= Given request =
Your task is to output the entries below word for word.

= Dataset content =
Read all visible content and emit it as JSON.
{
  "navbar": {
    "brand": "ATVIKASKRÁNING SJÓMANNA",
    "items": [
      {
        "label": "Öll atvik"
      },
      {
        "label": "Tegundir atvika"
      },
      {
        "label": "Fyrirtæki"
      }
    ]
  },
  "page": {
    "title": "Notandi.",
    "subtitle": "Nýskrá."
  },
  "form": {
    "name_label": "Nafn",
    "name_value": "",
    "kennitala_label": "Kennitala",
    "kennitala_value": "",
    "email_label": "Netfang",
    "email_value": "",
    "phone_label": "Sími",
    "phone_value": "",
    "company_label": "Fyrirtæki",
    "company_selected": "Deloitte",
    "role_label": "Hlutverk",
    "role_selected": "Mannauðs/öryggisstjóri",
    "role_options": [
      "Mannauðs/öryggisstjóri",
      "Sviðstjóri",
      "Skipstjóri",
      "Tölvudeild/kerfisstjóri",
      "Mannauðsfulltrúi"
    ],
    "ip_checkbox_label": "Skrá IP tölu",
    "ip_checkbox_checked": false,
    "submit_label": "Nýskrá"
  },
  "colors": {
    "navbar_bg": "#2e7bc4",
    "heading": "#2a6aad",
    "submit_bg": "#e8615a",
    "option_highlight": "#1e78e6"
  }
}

= Written response =
Read all visible content and emit it as JSON.
{
  "navbar": {
    "brand": "ATVIKASKRÁNING SJÓMANNA",
    "items": [
      {
        "label": "Öll atvik"
      },
      {
        "label": "Tegundir atvika"
      },
      {
        "label": "Fyrirtæki"
      }
    ]
  },
  "page": {
    "title": "Notandi.",
    "subtitle": "Nýskrá."
  },
  "form": {
    "name_label": "Nafn",
    "name_value": "",
    "kennitala_label": "Kennitala",
    "kennitala_value": "",
    "email_label": "Netfang",
    "email_value": "",
    "phone_label": "Sími",
    "phone_value": "",
    "company_label": "Fyrirtæki",
    "company_selected": "Deloitte",
    "role_label": "Hlutverk",
    "role_selected": "Mannauðs/öryggisstjóri",
    "role_options": [
      "Mannauðs/öryggisstjóri",
      "Sviðstjóri",
      "Skipstjóri",
      "Tölvudeild/kerfisstjóri",
      "Mannauðsfulltrúi"
    ],
    "ip_checkbox_label": "Skrá IP tölu",
    "ip_checkbox_checked": false,
    "submit_label": "Nýskrá"
  },
  "colors": {
    "navbar_bg": "#2e7bc4",
    "heading": "#2a6aad",
    "submit_bg": "#e8615a",
    "option_highlight": "#1e78e6"
  }
}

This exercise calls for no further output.